Texto del ejercicio —
Una pistola en cada bolsillo

Crisis en Oriente Medio

El Gobierno libanés y Mahmud Abas acuerdan desarmar los campos de refugiados palestinos

Children attend a demonstration in support of Gaza at the Bourj Barajne Palestinian refugee camp in Beirut on October 11, 2023. (Photo by Christina ASSI / AFP)

Niños en una manifestación de apoyo a Hamas en el campo de refugiados palestino de Burj el Barajne, en Líbano

CHRISTINA ASSI / AFP

La primera vez que tuve una pistola en las manos fue con cuatro años”, dice Badi el Habet, miembro de Al Fatah en Burj el Barajne, uno de los campos de refugiados más antiguos de Líbano, en el sur de Beirut.

Badi hace ruta por las estrechísimas calles –en la mayoría sólo cabe una persona– del enclave, fundado en 1948 para acoger a los palestinos expulsados por la nakba (la catástrofe, en árabe). “Fíjate en los bolsillos traseros de los hombres”, dice señalando a un motorista que maniobra entre puestos de frutas y niños corriendo. “Aquí todo el mundo va armado; forma parte de la cultura”.

Hamas, Al Fatah y otras facciones, divididas ante el anuncio de la retirada de las armas de los campos

El Gobierno libanés y el presidente de la Autoridad Palestina, Mahmud Abas, acordaron tras una reunión en el palacio de Baabda el desarme de los doce campos palestinos del país, al mismo tiempo que negocia con Hizbulah la deposición de las armas y devolver el “monopolio de la fuerza” al raquítico ejército libanés. Al menos 250.000 palestinos viven en territorio libanés; prácticamente ninguno nacido en su tierra de origen. Hijos, nietos y bisnietos de refugiados, que a pesar de haber crecido en ciudades como Beirut o Sidón no tienen derecho a un pasaporte libanés, sino a un documento de viaje palestino. Tampoco pueden ejercer ciertas profesiones de prestigio o votar en las elecciones.

Consigna — Di si cada afirmación concuerda con el texto sobre los campos de refugiados palestinos en Líbano; contesta sí o no y cita literalmente las palabras del texto que lo deciden. (a) El campo de Burj el Barajne se fundó en 1948. (b) Los palestinos que viven en Líbano tienen derecho a un pasaporte libanés. (c) El acuerdo de desarme se alcanzó tras una reunión en el palacio de Baabda.

Datos proporcionados —
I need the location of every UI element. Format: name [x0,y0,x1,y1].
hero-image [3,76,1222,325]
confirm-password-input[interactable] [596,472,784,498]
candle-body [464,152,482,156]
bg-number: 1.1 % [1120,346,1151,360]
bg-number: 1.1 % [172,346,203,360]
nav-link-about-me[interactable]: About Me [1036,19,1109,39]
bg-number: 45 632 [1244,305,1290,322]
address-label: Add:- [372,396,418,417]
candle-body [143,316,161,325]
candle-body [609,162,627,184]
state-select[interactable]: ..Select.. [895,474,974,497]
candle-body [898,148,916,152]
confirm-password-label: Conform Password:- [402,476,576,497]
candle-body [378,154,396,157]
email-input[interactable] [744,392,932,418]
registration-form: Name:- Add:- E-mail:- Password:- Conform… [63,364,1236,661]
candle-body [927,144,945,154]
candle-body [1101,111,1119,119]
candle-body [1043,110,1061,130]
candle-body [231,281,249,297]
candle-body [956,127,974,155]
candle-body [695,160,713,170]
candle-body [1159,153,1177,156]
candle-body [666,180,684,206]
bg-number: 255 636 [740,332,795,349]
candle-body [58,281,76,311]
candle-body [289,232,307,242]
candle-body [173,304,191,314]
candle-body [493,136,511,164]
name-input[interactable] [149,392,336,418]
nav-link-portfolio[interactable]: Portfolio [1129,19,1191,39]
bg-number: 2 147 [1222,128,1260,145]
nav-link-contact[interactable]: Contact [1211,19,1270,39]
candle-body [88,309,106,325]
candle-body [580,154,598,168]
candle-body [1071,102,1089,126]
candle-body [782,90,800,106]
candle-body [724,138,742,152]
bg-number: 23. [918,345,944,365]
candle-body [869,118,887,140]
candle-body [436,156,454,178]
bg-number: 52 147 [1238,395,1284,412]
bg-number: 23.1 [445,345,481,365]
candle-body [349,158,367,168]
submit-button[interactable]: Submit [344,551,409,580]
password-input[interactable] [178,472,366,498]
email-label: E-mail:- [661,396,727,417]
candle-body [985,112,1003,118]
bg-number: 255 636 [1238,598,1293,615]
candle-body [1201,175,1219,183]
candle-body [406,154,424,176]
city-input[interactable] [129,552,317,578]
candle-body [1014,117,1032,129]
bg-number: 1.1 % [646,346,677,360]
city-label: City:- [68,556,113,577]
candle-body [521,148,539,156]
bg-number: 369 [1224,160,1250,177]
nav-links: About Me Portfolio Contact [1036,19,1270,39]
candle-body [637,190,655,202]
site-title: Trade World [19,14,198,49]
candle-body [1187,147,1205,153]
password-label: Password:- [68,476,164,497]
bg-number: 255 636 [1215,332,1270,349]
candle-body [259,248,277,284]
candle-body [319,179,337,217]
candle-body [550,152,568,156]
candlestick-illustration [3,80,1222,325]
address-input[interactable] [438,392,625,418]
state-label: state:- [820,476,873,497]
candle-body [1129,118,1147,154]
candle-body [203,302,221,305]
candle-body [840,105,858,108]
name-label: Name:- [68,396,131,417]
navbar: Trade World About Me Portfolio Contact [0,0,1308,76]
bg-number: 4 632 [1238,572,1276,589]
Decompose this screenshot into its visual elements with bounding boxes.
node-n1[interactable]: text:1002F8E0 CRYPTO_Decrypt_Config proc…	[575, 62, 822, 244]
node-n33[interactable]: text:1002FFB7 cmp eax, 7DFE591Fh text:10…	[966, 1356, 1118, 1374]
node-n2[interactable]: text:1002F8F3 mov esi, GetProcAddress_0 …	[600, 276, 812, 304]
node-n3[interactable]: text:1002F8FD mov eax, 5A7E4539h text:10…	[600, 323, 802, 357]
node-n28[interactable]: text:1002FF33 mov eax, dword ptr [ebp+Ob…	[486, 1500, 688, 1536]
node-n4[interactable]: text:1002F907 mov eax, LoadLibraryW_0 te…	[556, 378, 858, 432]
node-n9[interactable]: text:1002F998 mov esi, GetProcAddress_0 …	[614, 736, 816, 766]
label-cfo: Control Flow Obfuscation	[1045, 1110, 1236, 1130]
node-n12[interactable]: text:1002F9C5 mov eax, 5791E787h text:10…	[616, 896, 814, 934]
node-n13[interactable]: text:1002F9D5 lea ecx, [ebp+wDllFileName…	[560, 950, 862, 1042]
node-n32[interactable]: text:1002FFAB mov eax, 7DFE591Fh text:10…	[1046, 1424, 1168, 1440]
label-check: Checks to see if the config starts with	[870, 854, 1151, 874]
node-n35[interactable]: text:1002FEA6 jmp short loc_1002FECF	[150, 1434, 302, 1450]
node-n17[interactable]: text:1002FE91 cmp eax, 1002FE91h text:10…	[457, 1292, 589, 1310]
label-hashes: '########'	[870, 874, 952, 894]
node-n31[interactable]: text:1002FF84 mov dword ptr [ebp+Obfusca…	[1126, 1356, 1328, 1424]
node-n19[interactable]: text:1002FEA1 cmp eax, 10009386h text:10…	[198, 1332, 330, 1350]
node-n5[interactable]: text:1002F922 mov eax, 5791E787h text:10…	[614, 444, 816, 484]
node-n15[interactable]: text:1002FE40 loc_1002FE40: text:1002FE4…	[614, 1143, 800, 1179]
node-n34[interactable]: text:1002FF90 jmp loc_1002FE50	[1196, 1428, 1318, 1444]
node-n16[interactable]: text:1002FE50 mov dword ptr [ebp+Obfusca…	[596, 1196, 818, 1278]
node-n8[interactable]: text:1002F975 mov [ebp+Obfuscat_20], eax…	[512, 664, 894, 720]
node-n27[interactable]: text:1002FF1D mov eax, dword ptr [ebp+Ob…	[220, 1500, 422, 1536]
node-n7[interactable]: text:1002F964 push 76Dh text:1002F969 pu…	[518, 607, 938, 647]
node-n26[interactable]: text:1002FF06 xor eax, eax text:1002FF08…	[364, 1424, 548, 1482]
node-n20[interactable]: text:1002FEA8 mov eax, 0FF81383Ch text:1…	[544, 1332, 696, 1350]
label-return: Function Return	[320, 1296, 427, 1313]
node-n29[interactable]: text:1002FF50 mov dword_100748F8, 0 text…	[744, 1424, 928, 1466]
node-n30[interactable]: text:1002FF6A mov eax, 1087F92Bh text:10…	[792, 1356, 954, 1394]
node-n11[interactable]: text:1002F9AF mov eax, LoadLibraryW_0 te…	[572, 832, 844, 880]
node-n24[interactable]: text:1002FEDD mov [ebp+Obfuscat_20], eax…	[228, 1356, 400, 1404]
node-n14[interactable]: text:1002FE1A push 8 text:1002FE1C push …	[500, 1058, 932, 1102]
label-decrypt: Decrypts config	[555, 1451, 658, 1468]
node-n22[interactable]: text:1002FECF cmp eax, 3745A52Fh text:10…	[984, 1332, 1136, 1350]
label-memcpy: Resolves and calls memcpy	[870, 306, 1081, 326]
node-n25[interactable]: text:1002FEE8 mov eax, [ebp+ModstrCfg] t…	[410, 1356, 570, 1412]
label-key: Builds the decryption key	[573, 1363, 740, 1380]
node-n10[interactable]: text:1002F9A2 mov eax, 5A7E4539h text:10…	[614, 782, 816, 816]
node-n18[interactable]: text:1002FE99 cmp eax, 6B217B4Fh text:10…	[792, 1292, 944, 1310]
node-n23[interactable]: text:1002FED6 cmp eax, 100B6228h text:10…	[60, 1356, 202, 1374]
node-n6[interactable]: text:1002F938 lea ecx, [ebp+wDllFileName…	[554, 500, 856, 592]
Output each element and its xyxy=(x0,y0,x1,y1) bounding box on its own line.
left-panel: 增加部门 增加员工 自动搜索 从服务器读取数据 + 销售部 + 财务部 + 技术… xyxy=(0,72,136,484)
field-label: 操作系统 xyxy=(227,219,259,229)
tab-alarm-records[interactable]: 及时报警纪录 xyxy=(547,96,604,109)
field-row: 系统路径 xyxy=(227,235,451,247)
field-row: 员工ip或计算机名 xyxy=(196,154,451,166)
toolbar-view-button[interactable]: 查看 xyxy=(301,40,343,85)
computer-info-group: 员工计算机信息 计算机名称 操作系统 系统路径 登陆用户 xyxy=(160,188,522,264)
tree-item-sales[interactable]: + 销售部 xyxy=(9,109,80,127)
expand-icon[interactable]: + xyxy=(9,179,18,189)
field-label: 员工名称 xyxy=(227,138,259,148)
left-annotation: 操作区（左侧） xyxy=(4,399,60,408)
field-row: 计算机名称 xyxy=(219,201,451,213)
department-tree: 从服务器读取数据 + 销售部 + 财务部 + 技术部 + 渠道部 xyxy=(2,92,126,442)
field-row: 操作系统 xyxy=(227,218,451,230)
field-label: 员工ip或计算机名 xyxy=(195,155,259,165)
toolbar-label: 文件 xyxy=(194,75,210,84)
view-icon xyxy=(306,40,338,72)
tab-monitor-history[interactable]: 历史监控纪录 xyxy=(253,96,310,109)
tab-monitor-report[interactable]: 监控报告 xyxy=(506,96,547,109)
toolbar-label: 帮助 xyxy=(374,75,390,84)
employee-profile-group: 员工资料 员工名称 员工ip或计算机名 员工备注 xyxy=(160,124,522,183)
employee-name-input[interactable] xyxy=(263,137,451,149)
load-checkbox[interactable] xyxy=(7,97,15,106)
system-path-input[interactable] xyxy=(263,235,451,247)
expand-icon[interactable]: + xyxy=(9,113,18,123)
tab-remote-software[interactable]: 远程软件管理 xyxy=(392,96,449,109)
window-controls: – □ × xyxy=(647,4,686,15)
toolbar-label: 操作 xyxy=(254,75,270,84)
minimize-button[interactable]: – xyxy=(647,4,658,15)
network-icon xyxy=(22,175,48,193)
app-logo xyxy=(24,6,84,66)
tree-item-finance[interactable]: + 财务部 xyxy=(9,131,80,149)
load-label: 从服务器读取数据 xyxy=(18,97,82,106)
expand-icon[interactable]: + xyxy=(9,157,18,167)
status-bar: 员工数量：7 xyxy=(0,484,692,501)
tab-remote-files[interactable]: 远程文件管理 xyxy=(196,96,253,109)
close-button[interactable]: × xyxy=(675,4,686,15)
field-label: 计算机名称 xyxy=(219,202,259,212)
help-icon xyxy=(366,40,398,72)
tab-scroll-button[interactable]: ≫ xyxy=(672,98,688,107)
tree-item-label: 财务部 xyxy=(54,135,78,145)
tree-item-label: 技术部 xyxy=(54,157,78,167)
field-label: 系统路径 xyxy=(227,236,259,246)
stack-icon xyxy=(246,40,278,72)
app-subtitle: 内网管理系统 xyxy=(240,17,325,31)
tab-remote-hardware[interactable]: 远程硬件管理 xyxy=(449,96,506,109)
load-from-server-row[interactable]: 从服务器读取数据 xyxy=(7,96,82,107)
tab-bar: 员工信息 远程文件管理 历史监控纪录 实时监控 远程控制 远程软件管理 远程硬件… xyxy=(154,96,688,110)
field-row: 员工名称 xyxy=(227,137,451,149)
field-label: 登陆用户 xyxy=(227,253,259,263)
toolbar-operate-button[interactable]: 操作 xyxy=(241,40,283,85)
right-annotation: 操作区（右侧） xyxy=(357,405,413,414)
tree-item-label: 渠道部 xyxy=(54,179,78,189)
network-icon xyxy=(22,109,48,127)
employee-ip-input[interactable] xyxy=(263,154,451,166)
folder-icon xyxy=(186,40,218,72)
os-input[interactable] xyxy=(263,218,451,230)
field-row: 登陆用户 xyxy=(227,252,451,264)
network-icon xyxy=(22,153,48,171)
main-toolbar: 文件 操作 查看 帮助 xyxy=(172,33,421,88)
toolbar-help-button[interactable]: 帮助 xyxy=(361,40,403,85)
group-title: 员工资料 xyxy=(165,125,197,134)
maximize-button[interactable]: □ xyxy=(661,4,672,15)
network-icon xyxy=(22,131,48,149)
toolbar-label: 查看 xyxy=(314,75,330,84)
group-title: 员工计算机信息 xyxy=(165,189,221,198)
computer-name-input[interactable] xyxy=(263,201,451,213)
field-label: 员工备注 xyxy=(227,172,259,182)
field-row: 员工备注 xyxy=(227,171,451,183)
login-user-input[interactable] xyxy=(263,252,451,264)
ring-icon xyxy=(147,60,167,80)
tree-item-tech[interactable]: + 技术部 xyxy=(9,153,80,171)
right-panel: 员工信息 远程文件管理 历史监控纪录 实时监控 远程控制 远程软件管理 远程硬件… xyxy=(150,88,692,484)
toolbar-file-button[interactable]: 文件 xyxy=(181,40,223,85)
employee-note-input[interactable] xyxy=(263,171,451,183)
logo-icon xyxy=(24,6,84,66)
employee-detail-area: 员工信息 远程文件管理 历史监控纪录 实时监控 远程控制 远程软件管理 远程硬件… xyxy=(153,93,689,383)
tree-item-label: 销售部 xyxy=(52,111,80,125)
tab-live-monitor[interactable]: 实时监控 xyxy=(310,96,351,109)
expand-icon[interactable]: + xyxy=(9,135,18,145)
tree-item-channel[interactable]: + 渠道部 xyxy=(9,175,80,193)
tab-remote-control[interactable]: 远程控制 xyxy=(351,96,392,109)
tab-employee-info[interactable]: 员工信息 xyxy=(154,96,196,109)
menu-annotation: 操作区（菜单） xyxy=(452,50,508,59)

Resultado —
(a) Sí: «fundado en 1948 para acoger a los palestinos expulsados por la nakba».
(b) No: «no tienen derecho a un pasaporte libanés, sino a un documento de viaje palestino».
(c) Sí: «acordaron tras una reunión en el palacio de Baabda el desarme de los doce campos palestinos del país».